*Material supplied:*
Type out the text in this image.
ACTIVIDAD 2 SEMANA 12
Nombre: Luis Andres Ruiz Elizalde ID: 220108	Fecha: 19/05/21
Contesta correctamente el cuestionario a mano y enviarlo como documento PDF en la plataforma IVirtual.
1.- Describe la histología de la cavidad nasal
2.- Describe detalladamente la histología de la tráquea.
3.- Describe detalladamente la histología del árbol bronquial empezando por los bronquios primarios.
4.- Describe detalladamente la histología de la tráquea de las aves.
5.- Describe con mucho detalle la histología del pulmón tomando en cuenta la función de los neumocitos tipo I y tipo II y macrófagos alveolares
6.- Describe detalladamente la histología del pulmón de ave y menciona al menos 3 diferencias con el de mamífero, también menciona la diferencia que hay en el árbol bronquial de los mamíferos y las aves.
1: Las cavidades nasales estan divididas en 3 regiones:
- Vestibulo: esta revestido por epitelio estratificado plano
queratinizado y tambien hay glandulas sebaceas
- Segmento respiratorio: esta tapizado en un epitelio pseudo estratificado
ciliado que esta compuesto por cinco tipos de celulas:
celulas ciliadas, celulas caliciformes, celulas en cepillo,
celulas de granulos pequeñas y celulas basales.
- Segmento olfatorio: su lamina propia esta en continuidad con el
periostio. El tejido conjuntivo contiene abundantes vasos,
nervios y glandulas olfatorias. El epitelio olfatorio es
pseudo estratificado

*What is being asked:*
Retype the records above exactly.

*The reply:*
Type out the text in this image.
ACTIVIDAD 2 SEMANA 12
Nombre: Luis Andres Ruiz Elizalde ID: 220108	Fecha: 19/05/21
Contesta correctamente el cuestionario a mano y enviarlo como documento PDF en la plataforma IVirtual.
1.- Describe la histología de la cavidad nasal
2.- Describe detalladamente la histología de la tráquea.
3.- Describe detalladamente la histología del árbol bronquial empezando por los bronquios primarios.
4.- Describe detalladamente la histología de la tráquea de las aves.
5.- Describe con mucho detalle la histología del pulmón tomando en cuenta la función de los neumocitos tipo I y tipo II y macrófagos alveolares
6.- Describe detalladamente la histología del pulmón de ave y menciona al menos 3 diferencias con el de mamífero, también menciona la diferencia que hay en el árbol bronquial de los mamíferos y las aves.
1: Las cavidades nasales estan divididas en 3 regiones:
- Vestibulo: esta revestido por epitelio estratificado plano
queratinizado y tambien hay glandulas sebaceas
- Segmento respiratorio: esta tapizado en un epitelio pseudo estratificado
ciliado que esta compuesto por cinco tipos de celulas:
celulas ciliadas, celulas caliciformes, celulas en cepillo,
celulas de granulos pequeñas y celulas basales.
- Segmento olfatorio: su lamina propia esta en continuidad con el
periostio. El tejido conjuntivo contiene abundantes vasos,
nervios y glandulas olfatorias. El epitelio olfatorio es
pseudo estratificado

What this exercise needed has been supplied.